### [Exercise goal]
Find every line in the records below that contains the word "score", and copy each such line.

— begin Stored data —

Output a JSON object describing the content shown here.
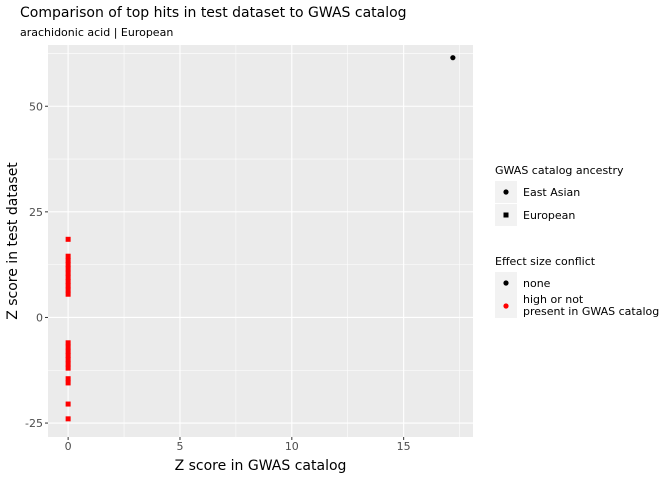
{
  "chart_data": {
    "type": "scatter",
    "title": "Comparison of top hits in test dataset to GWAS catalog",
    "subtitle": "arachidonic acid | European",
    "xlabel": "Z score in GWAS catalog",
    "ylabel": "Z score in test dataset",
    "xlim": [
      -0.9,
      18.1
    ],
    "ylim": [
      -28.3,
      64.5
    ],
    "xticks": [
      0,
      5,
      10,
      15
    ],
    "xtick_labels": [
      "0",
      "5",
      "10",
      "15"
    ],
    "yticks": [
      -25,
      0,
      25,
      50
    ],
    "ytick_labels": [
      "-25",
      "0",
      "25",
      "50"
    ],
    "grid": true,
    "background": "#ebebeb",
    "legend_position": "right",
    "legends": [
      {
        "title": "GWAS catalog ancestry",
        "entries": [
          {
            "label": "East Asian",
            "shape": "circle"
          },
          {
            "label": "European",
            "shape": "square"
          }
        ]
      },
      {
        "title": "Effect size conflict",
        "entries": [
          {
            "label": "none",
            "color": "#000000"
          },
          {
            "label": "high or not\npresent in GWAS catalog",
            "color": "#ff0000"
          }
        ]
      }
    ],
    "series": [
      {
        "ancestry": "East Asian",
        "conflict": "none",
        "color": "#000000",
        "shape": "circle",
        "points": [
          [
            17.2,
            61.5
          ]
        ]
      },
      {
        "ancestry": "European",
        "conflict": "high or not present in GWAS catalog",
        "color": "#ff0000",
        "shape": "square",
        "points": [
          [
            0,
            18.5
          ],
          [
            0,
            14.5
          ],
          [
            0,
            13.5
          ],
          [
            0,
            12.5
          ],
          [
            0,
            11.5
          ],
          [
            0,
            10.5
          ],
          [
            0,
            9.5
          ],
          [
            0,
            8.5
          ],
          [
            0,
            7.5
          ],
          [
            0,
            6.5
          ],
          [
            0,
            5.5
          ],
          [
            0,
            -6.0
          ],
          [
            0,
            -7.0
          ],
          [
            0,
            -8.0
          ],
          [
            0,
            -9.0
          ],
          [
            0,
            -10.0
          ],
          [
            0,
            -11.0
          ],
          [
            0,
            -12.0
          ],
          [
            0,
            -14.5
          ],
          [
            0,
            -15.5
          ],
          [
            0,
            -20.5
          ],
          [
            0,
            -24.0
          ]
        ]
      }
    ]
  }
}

— end Stored data —

### [Result of this exercise]
    "xlabel": "Z score in GWAS catalog",
    "ylabel": "Z score in test dataset",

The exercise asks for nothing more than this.